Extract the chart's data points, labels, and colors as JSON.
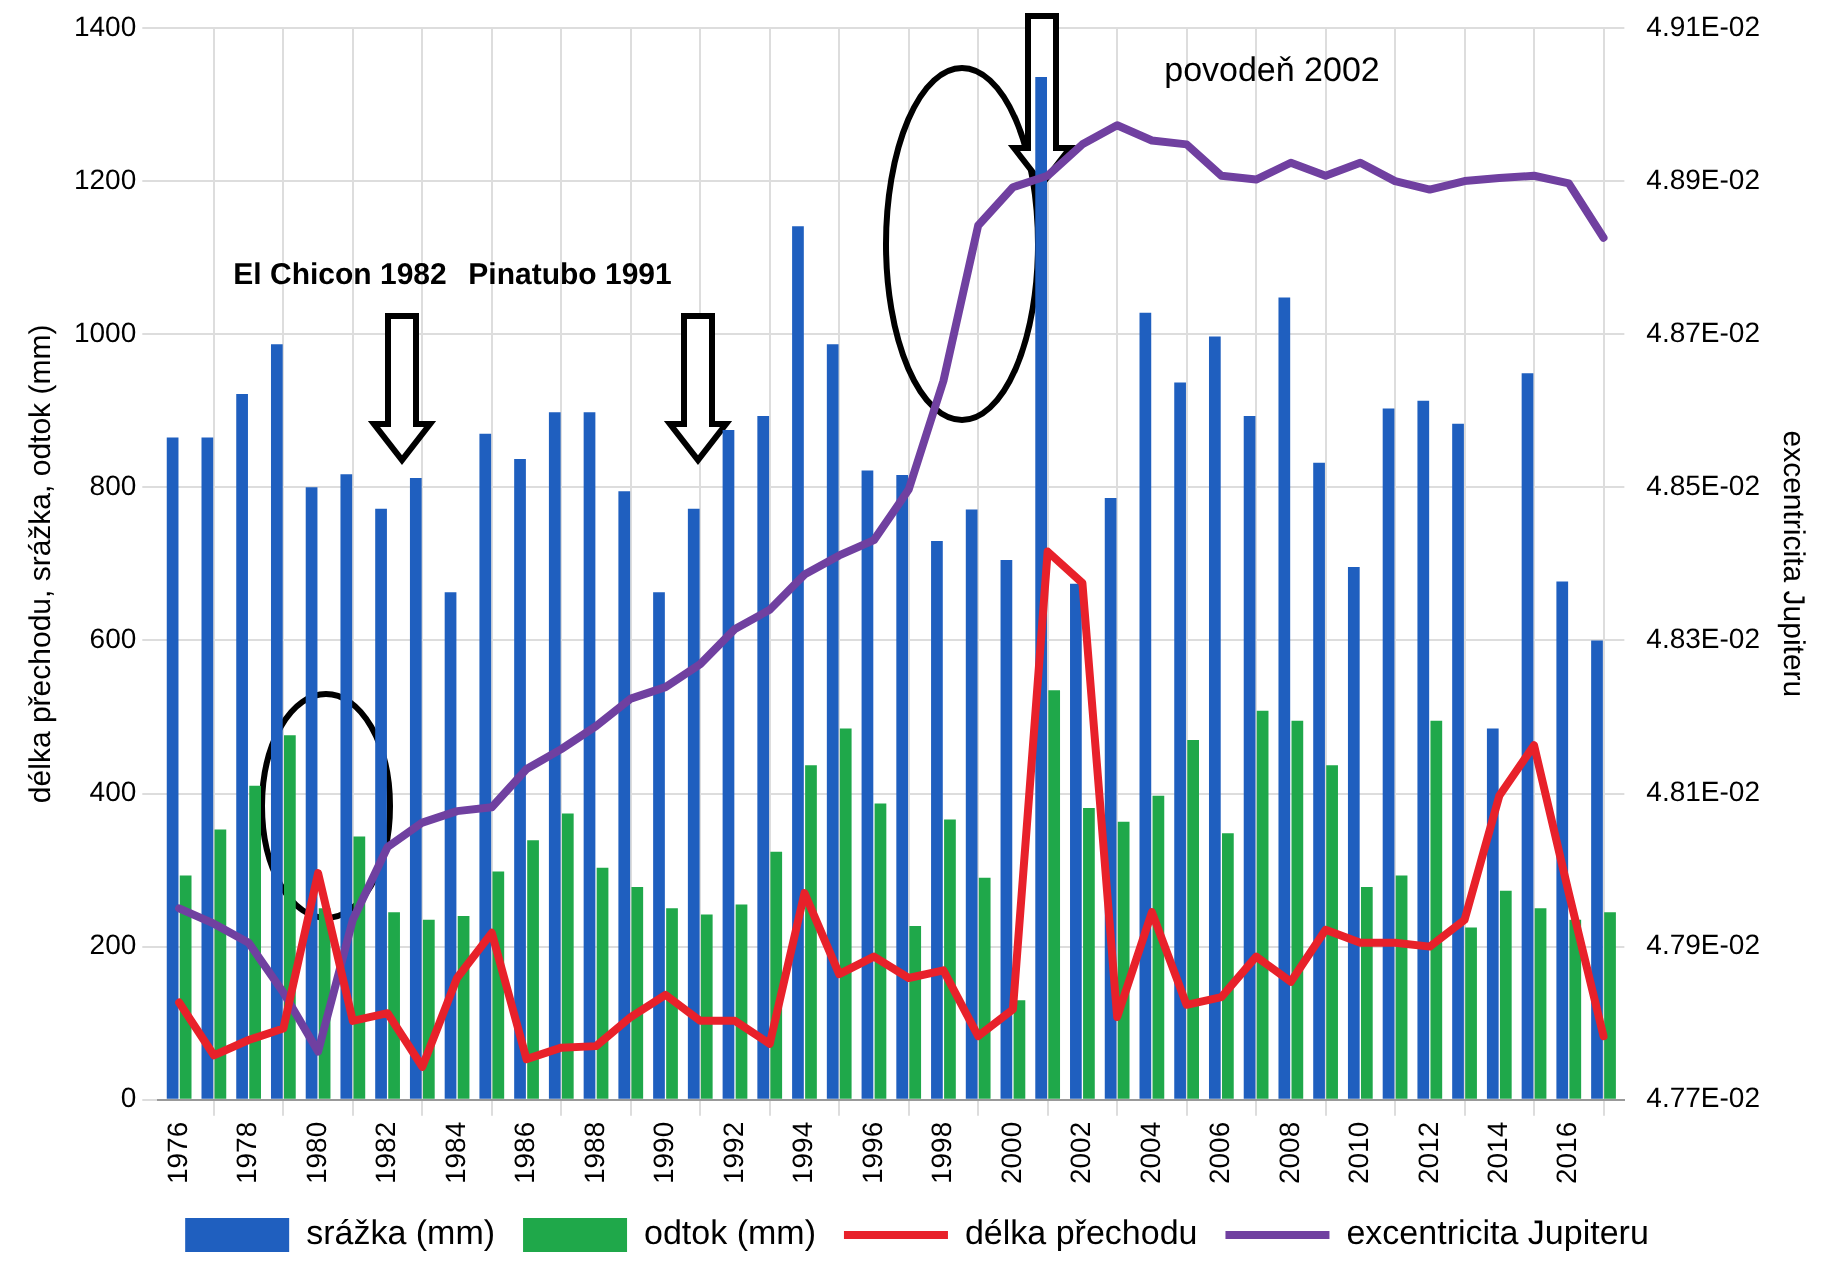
{
  "chart_data": {
    "type": "bar",
    "ylabel": "délka přechodu, srážka, odtok (mm)",
    "y2label": "excentricita Jupiteru",
    "x": [
      1976,
      1977,
      1978,
      1979,
      1980,
      1981,
      1982,
      1983,
      1984,
      1985,
      1986,
      1987,
      1988,
      1989,
      1990,
      1991,
      1992,
      1993,
      1994,
      1995,
      1996,
      1997,
      1998,
      1999,
      2000,
      2001,
      2002,
      2003,
      2004,
      2005,
      2006,
      2007,
      2008,
      2009,
      2010,
      2011,
      2012,
      2013,
      2014,
      2015,
      2016,
      2017
    ],
    "xlim": [
      1975.4,
      2017.6
    ],
    "xticks": [
      1976,
      1978,
      1980,
      1982,
      1984,
      1986,
      1988,
      1990,
      1992,
      1994,
      1996,
      1998,
      2000,
      2002,
      2004,
      2006,
      2008,
      2010,
      2012,
      2014,
      2016
    ],
    "ylim": [
      0,
      1400
    ],
    "yticks": [
      0,
      200,
      400,
      600,
      800,
      1000,
      1200,
      1400
    ],
    "y2lim": [
      0.0477,
      0.0491
    ],
    "y2ticks": [
      {
        "value": 0.0477,
        "label": "4.77E-02"
      },
      {
        "value": 0.0479,
        "label": "4.79E-02"
      },
      {
        "value": 0.0481,
        "label": "4.81E-02"
      },
      {
        "value": 0.0483,
        "label": "4.83E-02"
      },
      {
        "value": 0.0485,
        "label": "4.85E-02"
      },
      {
        "value": 0.0487,
        "label": "4.87E-02"
      },
      {
        "value": 0.0489,
        "label": "4.89E-02"
      },
      {
        "value": 0.0491,
        "label": "4.91E-02"
      }
    ],
    "series": [
      {
        "name": "srážka (mm)",
        "color": "#1f5fbf",
        "values": [
          865,
          865,
          922,
          987,
          800,
          817,
          772,
          812,
          663,
          870,
          837,
          898,
          898,
          795,
          663,
          772,
          875,
          893,
          1141,
          987,
          822,
          816,
          730,
          771,
          705,
          1336,
          674,
          786,
          1028,
          937,
          997,
          893,
          1048,
          832,
          696,
          903,
          913,
          883,
          485,
          949,
          677,
          600
        ]
      },
      {
        "name": "odtok (mm)",
        "color": "#1fa84a",
        "values": [
          293,
          353,
          410,
          476,
          250,
          344,
          245,
          235,
          240,
          298,
          339,
          374,
          303,
          278,
          250,
          242,
          255,
          324,
          437,
          485,
          387,
          227,
          366,
          290,
          130,
          535,
          381,
          363,
          397,
          470,
          348,
          508,
          495,
          437,
          278,
          293,
          495,
          225,
          273,
          250,
          235,
          245
        ]
      },
      {
        "name": "délka přechodu",
        "type": "line",
        "color": "#e8212a",
        "values": [
          127,
          58,
          78,
          93,
          296,
          103,
          113,
          43,
          159,
          218,
          53,
          68,
          70,
          108,
          137,
          103,
          103,
          73,
          270,
          164,
          187,
          159,
          169,
          83,
          118,
          716,
          675,
          108,
          245,
          124,
          134,
          187,
          154,
          222,
          205,
          205,
          200,
          235,
          397,
          463,
          270,
          83
        ]
      },
      {
        "name": "excentricita Jupiteru",
        "type": "line",
        "axis": "y2",
        "color": "#7040a0",
        "values": [
          0.04795,
          0.04793,
          0.047905,
          0.04784,
          0.047763,
          0.047935,
          0.04803,
          0.048062,
          0.048077,
          0.048082,
          0.048132,
          0.048158,
          0.048188,
          0.048224,
          0.048239,
          0.048269,
          0.048315,
          0.04834,
          0.048386,
          0.048411,
          0.048431,
          0.048497,
          0.048639,
          0.048842,
          0.048892,
          0.048907,
          0.048948,
          0.048973,
          0.048953,
          0.048948,
          0.048907,
          0.048902,
          0.048924,
          0.048907,
          0.048924,
          0.0489,
          0.048889,
          0.0489,
          0.048904,
          0.048907,
          0.048897,
          0.048826
        ]
      }
    ],
    "annotations": [
      "El Chicon 1982",
      "Pinatubo 1991",
      "povodeň 2002"
    ],
    "grid": true,
    "legend": "bottom",
    "line_style": "solid",
    "marker": "none"
  }
}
___
-- Problem details --
Identify and copy lines that hold the string "délka".

-- The completed task --
    "ylabel": "délka přechodu, srážka, odtok (mm)",
        "name": "délka přechodu",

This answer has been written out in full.